◆ YOUR INSTRUCTIONS ◆
Gather all lines with "that" from the records.

(Records from a collection)
____
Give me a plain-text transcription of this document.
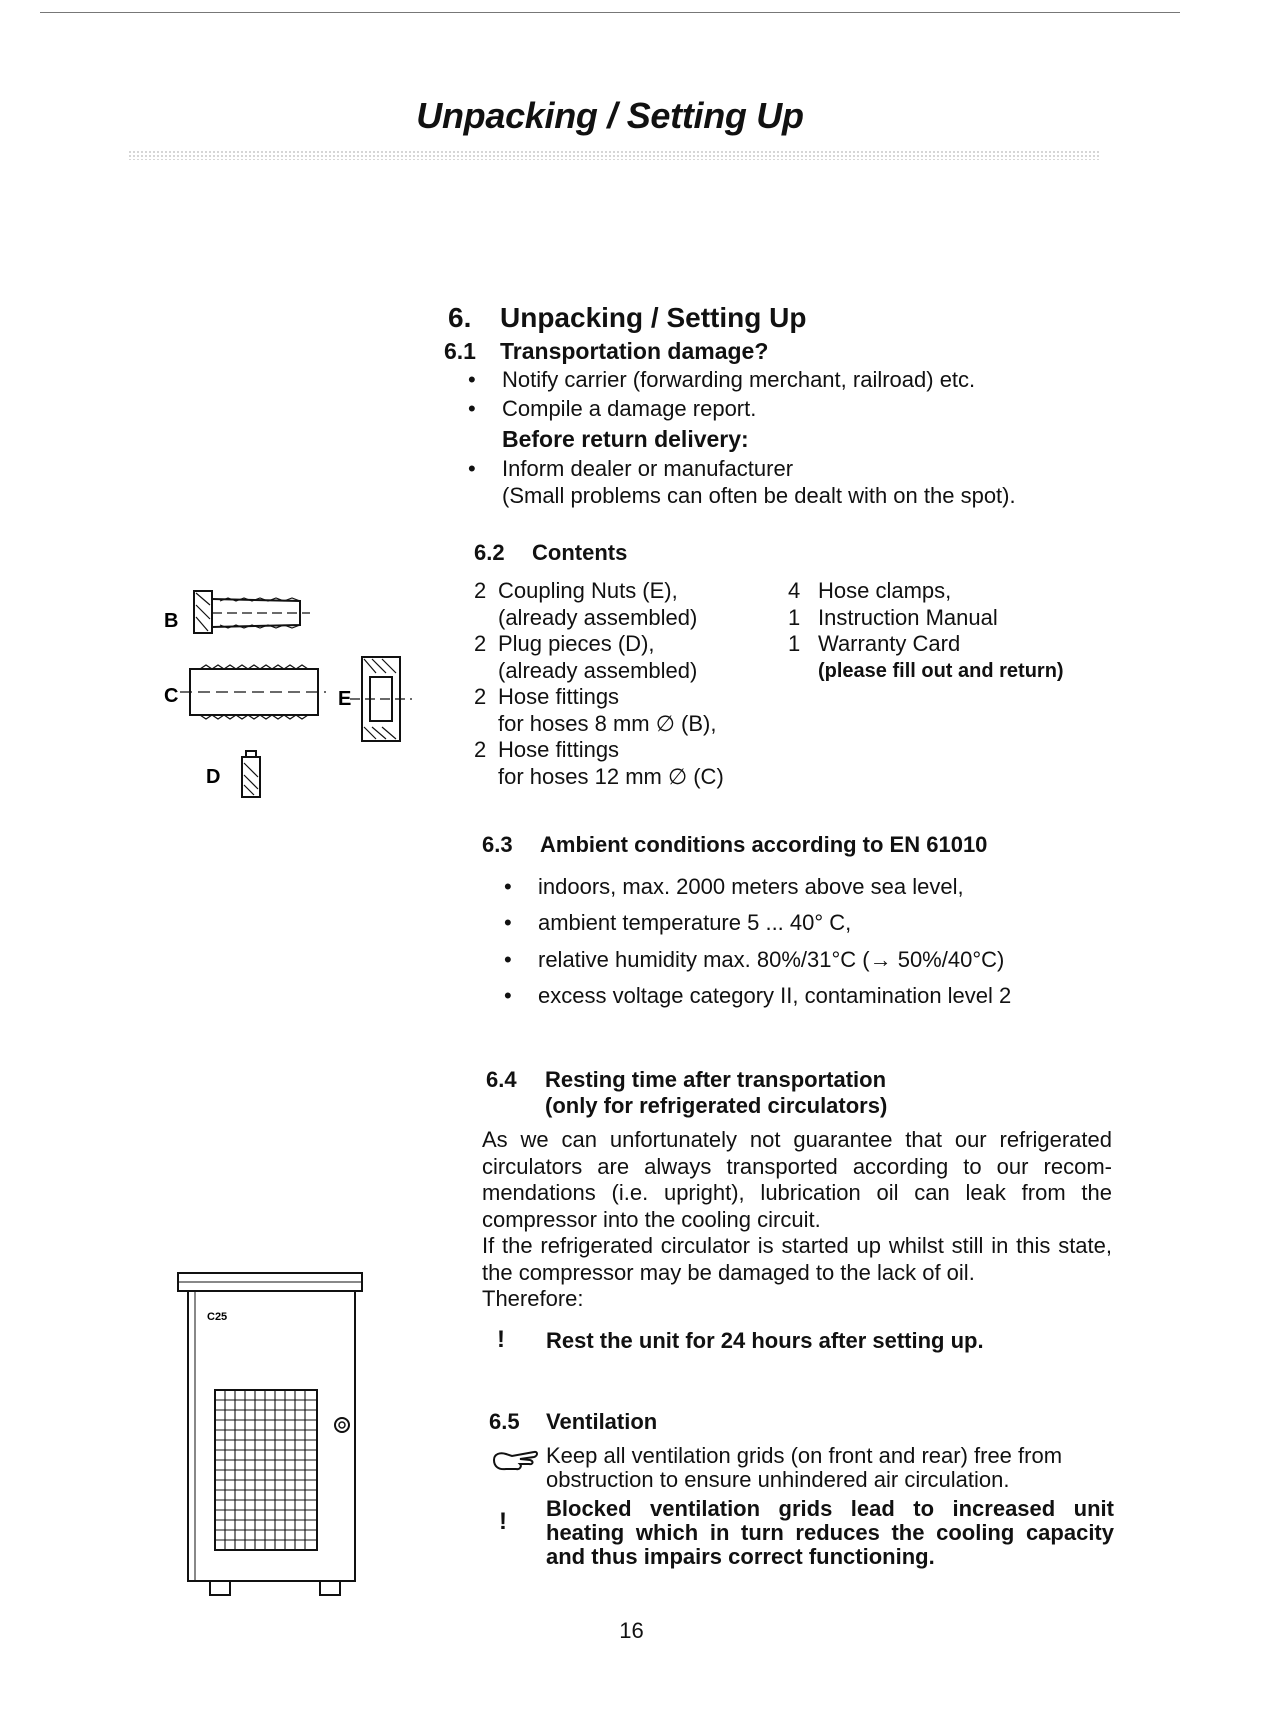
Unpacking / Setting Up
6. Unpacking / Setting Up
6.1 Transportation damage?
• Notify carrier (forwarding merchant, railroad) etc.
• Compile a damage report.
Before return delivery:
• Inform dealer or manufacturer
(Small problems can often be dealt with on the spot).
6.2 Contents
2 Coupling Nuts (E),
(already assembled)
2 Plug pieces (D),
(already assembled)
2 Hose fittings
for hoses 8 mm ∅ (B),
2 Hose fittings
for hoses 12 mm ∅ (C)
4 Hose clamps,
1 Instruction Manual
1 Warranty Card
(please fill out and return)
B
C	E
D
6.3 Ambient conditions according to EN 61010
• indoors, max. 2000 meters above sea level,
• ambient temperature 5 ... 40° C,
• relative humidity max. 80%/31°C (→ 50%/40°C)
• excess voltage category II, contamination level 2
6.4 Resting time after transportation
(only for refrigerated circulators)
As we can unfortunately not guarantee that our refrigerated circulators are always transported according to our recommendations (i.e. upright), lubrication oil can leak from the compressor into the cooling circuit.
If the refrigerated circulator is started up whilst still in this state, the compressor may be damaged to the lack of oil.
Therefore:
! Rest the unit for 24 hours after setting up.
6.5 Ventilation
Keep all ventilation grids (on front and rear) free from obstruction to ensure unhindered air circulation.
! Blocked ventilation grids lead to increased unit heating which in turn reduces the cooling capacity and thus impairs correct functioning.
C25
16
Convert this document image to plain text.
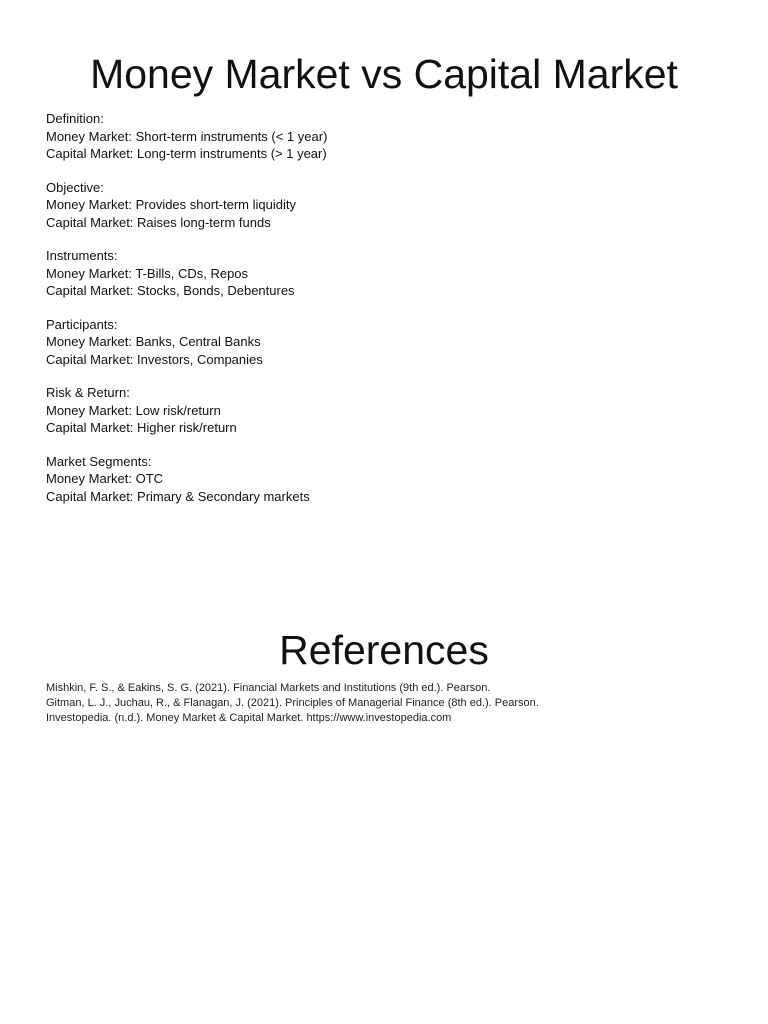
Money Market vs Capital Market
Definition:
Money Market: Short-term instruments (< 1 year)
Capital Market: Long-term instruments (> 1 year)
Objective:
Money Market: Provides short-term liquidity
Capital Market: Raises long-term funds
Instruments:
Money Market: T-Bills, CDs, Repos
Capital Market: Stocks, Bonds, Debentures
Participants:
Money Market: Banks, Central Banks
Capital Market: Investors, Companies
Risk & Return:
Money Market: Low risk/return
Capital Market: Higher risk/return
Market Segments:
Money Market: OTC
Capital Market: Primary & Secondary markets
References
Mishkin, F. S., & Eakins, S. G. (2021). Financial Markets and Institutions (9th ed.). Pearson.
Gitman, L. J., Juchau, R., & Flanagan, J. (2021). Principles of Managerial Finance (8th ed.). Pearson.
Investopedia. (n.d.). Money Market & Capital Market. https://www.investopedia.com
____
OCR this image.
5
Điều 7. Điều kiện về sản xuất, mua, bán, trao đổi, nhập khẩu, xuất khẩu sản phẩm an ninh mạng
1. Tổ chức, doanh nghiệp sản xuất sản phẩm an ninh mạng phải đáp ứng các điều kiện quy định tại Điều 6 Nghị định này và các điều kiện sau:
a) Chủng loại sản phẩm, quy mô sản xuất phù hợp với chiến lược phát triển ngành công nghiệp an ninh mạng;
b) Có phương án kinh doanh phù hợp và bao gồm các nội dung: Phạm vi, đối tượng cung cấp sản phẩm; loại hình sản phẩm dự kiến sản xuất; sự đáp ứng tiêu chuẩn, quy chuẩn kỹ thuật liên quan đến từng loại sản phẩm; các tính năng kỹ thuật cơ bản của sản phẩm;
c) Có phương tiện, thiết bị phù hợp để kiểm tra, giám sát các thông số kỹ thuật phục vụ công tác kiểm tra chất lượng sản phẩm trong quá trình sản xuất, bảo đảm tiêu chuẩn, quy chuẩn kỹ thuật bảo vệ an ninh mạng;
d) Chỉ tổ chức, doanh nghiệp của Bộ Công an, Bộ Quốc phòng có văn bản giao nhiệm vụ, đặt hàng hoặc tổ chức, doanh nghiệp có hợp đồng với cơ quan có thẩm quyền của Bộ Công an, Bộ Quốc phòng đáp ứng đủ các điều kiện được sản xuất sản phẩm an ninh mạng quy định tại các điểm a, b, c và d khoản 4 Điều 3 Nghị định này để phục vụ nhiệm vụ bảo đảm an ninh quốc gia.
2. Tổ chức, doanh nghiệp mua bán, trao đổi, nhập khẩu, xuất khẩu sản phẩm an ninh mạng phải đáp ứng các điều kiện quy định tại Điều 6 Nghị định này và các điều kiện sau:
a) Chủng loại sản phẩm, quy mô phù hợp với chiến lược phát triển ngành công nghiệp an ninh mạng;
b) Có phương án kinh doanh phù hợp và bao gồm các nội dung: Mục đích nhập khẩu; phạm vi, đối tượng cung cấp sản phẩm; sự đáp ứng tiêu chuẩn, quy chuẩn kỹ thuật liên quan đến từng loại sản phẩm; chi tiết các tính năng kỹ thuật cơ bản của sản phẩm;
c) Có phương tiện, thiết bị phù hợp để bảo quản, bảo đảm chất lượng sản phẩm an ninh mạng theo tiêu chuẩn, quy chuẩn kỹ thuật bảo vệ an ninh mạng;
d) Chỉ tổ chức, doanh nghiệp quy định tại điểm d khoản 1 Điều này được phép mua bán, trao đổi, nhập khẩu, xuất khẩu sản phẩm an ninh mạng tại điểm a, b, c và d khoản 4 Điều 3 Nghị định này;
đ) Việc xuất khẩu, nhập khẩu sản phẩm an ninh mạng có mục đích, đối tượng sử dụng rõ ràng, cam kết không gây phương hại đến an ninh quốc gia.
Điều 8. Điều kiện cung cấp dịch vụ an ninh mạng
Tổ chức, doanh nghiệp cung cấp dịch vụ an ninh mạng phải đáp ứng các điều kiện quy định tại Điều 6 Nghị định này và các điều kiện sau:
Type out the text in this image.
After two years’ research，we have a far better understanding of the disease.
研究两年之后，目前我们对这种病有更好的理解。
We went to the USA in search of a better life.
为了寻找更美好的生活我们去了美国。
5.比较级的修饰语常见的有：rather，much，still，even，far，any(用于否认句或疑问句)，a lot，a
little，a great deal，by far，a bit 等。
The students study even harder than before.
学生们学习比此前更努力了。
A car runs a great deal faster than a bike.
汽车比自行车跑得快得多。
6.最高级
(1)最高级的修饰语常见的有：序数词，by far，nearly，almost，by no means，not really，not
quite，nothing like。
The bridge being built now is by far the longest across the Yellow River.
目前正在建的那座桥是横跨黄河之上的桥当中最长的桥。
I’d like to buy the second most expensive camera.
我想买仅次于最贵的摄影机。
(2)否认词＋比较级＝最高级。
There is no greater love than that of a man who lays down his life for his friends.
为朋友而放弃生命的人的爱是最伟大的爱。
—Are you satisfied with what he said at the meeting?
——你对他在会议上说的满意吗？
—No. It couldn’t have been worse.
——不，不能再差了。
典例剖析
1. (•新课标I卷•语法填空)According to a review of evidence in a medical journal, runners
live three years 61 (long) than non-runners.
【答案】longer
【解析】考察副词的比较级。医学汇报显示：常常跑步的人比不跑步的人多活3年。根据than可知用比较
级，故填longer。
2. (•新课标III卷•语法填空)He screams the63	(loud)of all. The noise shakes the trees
____
◆ REPLY ◆
As we can unfortunately not guarantee that our refrigerated circulators are always transported according to our recommendations (i.e. upright), lubrication oil can leak from the compressor into the cooling circuit.
There is no greater love than that of a man who lays down his life for his friends.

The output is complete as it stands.